## OBJECTIVE
Count every line of the material that holds the string "patront". Respond with the total only.

## PROVIDED RECORDS
— BEGIN —
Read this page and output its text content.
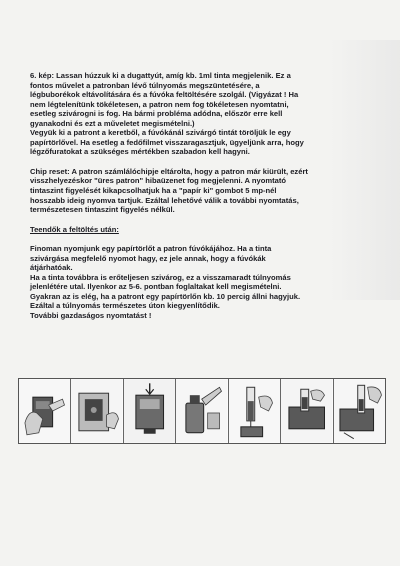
6. kép: Lassan húzzuk ki a dugattyút, amíg kb. 1ml tinta megjelenik. Ez a
fontos művelet a patronban lévő túlnyomás megszüntetésére, a
légbuborékok eltávolítására és a fúvóka feltöltésére szolgál. (Vigyázat ! Ha
nem légtelenítünk tökéletesen, a patron nem fog tökéletesen nyomtatni,
esetleg szivárogni is fog. Ha bármi probléma adódna, először erre kell
gyanakodni és ezt a műveletet megismételni.)
Vegyük ki a patront a keretből, a fúvókánál szivárgó tintát töröljük le egy
papírtörlővel. Ha esetleg a fedőfilmet visszaragasztjuk, ügyeljünk arra, hogy
légzőfuratokat a szükséges mértékben szabadon kell hagyni.

Chip reset: A patron számlálóchipje eltárolta, hogy a patron már kiürült, ezért
visszhelyezéskor "üres patron" hibaüzenet fog megjelenni. A nyomtató
tintaszint figyelését kikapcsolhatjuk ha a "papír ki" gombot 5 mp-nél
hosszabb ideig nyomva tartjuk. Ezáltal lehetővé válik a további nyomtatás,
természetesen tintaszint figyelés nélkül.

Teendők a feltöltés után:

Finoman nyomjunk egy papírtörlőt a patron fúvókájához. Ha a tinta
szivárgása megfelelő nyomot hagy, ez jele annak, hogy a fúvókák
átjárhatóak.
Ha a tinta továbbra is erőteljesen szivárog, ez a visszamaradt túlnyomás
jelenlétére utal. Ilyenkor az 5-6. pontban foglaltakat kell megismételni.
Gyakran az is elég, ha a patront egy papírtörlőn kb. 10 percig állni hagyjuk.
Ezáltal a túlnyomás természetes úton kiegyenlítődik.
További gazdaságos nyomtatást !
— END —
## TASK SOLUTION
2